PROBLEM REQUIREMENTS:
Exactly reproduce each record listed below.

— START TASK MATERIAL —

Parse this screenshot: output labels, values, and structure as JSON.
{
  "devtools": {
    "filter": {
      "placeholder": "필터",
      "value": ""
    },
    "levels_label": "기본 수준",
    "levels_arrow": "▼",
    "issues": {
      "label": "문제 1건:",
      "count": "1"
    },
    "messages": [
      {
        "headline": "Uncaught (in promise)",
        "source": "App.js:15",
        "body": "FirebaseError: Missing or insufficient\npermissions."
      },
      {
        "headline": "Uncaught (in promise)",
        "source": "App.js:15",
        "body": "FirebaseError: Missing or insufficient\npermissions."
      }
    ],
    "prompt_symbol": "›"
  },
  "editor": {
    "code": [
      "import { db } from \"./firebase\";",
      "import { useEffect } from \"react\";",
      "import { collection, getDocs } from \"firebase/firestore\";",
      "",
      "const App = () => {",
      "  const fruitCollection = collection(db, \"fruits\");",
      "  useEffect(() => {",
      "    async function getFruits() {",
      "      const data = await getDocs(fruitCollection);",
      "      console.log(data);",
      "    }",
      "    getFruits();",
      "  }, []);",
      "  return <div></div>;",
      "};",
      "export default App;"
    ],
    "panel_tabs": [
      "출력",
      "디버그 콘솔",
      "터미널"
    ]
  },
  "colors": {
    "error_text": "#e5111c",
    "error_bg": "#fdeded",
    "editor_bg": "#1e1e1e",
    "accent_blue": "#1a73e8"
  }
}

— END TASK MATERIAL —

OUTPUT:
Parse this screenshot: output labels, values, and structure as JSON.
{
  "devtools": {
    "filter": {
      "placeholder": "필터",
      "value": ""
    },
    "levels_label": "기본 수준",
    "levels_arrow": "▼",
    "issues": {
      "label": "문제 1건:",
      "count": "1"
    },
    "messages": [
      {
        "headline": "Uncaught (in promise)",
        "source": "App.js:15",
        "body": "FirebaseError: Missing or insufficient\npermissions."
      },
      {
        "headline": "Uncaught (in promise)",
        "source": "App.js:15",
        "body": "FirebaseError: Missing or insufficient\npermissions."
      }
    ],
    "prompt_symbol": "›"
  },
  "editor": {
    "code": [
      "import { db } from \"./firebase\";",
      "import { useEffect } from \"react\";",
      "import { collection, getDocs } from \"firebase/firestore\";",
      "",
      "const App = () => {",
      "  const fruitCollection = collection(db, \"fruits\");",
      "  useEffect(() => {",
      "    async function getFruits() {",
      "      const data = await getDocs(fruitCollection);",
      "      console.log(data);",
      "    }",
      "    getFruits();",
      "  }, []);",
      "  return <div></div>;",
      "};",
      "export default App;"
    ],
    "panel_tabs": [
      "출력",
      "디버그 콘솔",
      "터미널"
    ]
  },
  "colors": {
    "error_text": "#e5111c",
    "error_bg": "#fdeded",
    "editor_bg": "#1e1e1e",
    "accent_blue": "#1a73e8"
  }
}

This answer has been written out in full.